Required task — Your answer should be a single number: the count of lines containing "because".

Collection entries
■ ■ ■

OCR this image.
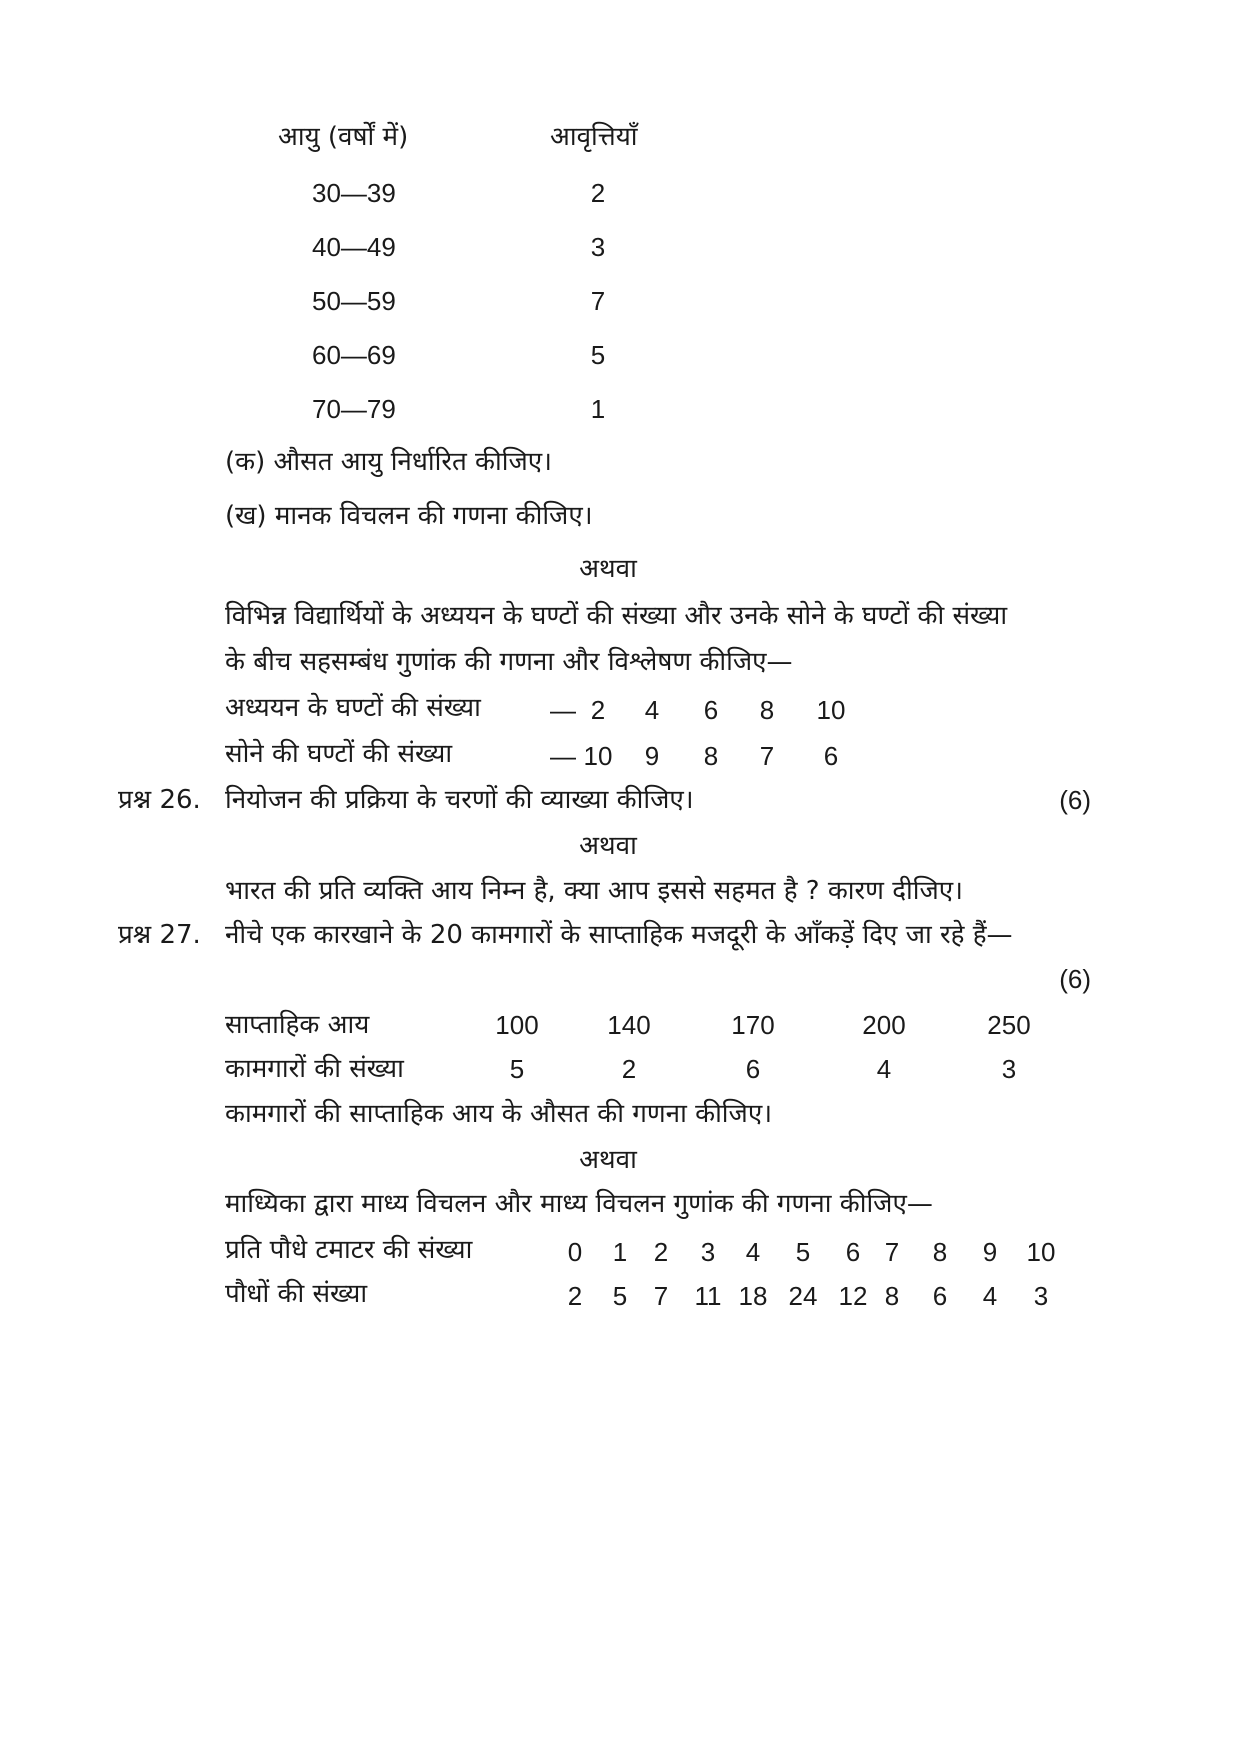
आयु (वर्षों में)	आवृत्तियाँ
30—39	2
40—49	3
50—59	7
60—69	5
70—79	1
(क) औसत आयु निर्धारित कीजिए।
(ख) मानक विचलन की गणना कीजिए।
अथवा
विभिन्न विद्यार्थियों के अध्ययन के घण्टों की संख्या और उनके सोने के घण्टों की संख्या
के बीच सहसम्बंध गुणांक की गणना और विश्लेषण कीजिए—
अध्ययन के घण्टों की संख्या	— 2 4 6 8 10
सोने की घण्टों की संख्या	— 10 9 8 7 6
प्रश्न 26. नियोजन की प्रक्रिया के चरणों की व्याख्या कीजिए।	(6)
अथवा
भारत की प्रति व्यक्ति आय निम्न है, क्या आप इससे सहमत है ? कारण दीजिए।
प्रश्न 27. नीचे एक कारखाने के 20 कामगारों के साप्ताहिक मजदूरी के आँकड़ें दिए जा रहे हैं—
(6)
साप्ताहिक आय	100	140	170	200	250
कामगारों की संख्या	5	2	6	4	3
कामगारों की साप्ताहिक आय के औसत की गणना कीजिए।
अथवा
माध्यिका द्वारा माध्य विचलन और माध्य विचलन गुणांक की गणना कीजिए—
प्रति पौधे टमाटर की संख्या	0 1 2 3 4 5 6 7 8 9 10
पौधों की संख्या	2 5 7 11 18 24 12 8 6 4 3
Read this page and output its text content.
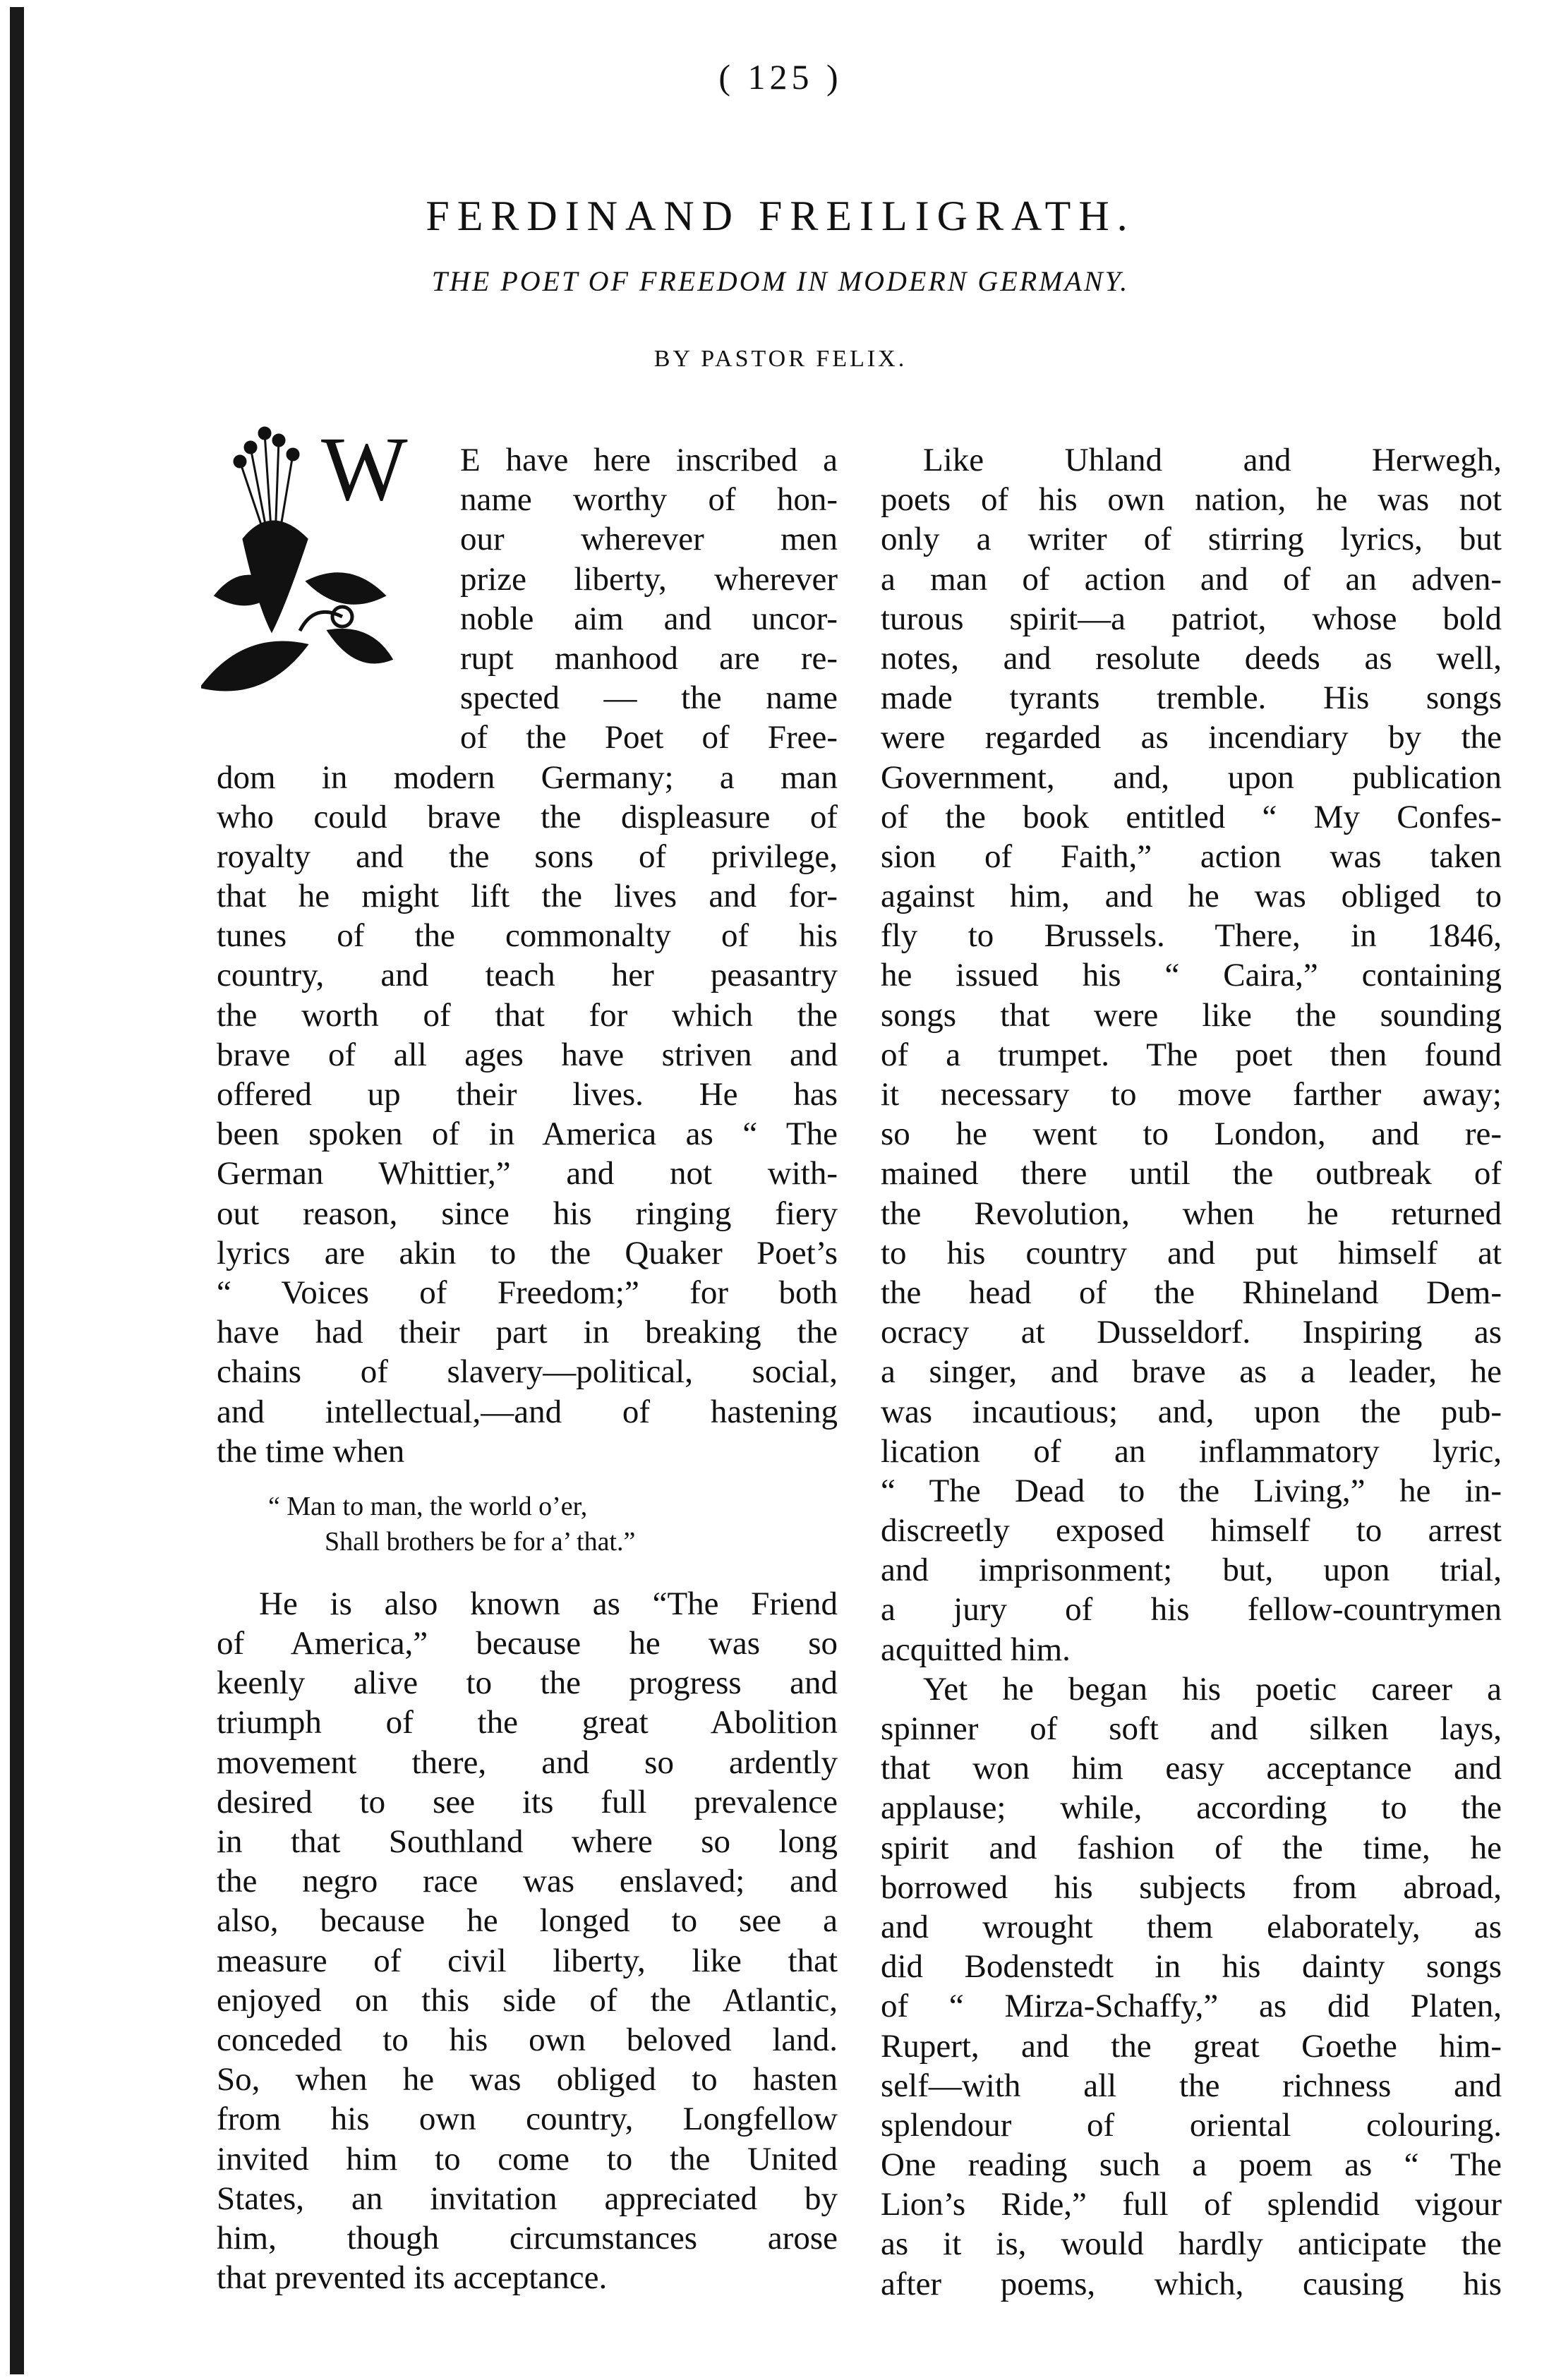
( 125 )
FERDINAND FREILIGRATH.
THE POET OF FREEDOM IN MODERN GERMANY.
BY PASTOR FELIX.
W E have here inscribed a
name worthy of hon-
our wherever men
prize liberty, wherever
noble aim and uncor-
rupt manhood are re-
spected — the name
of the Poet of Free-
dom in modern Germany; a man
who could brave the displeasure of
royalty and the sons of privilege,
that he might lift the lives and for-
tunes of the commonalty of his
country, and teach her peasantry
the worth of that for which the
brave of all ages have striven and
offered up their lives. He has
been spoken of in America as “ The
German Whittier,” and not with-
out reason, since his ringing fiery
lyrics are akin to the Quaker Poet’s
“ Voices of Freedom;” for both
have had their part in breaking the
chains of slavery—political, social,
and intellectual,—and of hastening
the time when
He is also known as “The Friend
of America,” because he was so
keenly alive to the progress and
triumph of the great Abolition
movement there, and so ardently
desired to see its full prevalence
in that Southland where so long
the negro race was enslaved; and
also, because he longed to see a
measure of civil liberty, like that
enjoyed on this side of the Atlantic,
conceded to his own beloved land.
So, when he was obliged to hasten
from his own country, Longfellow
invited him to come to the United
States, an invitation appreciated by
him, though circumstances arose
that prevented its acceptance.
“ Man to man, the world o’er,
Shall brothers be for a’ that.”
Like Uhland and Herwegh,
poets of his own nation, he was not
only a writer of stirring lyrics, but
a man of action and of an adven-
turous spirit—a patriot, whose bold
notes, and resolute deeds as well,
made tyrants tremble. His songs
were regarded as incendiary by the
Government, and, upon publication
of the book entitled “ My Confes-
sion of Faith,” action was taken
against him, and he was obliged to
fly to Brussels. There, in 1846,
he issued his “ Caira,” containing
songs that were like the sounding
of a trumpet. The poet then found
it necessary to move farther away;
so he went to London, and re-
mained there until the outbreak of
the Revolution, when he returned
to his country and put himself at
the head of the Rhineland Dem-
ocracy at Dusseldorf. Inspiring as
a singer, and brave as a leader, he
was incautious; and, upon the pub-
lication of an inflammatory lyric,
“ The Dead to the Living,” he in-
discreetly exposed himself to arrest
and imprisonment; but, upon trial,
a jury of his fellow-countrymen
acquitted him.
Yet he began his poetic career a
spinner of soft and silken lays,
that won him easy acceptance and
applause; while, according to the
spirit and fashion of the time, he
borrowed his subjects from abroad,
and wrought them elaborately, as
did Bodenstedt in his dainty songs
of “ Mirza-Schaffy,” as did Platen,
Rupert, and the great Goethe him-
self—with all the richness and
splendour of oriental colouring.
One reading such a poem as “ The
Lion’s Ride,” full of splendid vigour
as it is, would hardly anticipate the
after poems, which, causing his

■ ■ ■

Result below — 2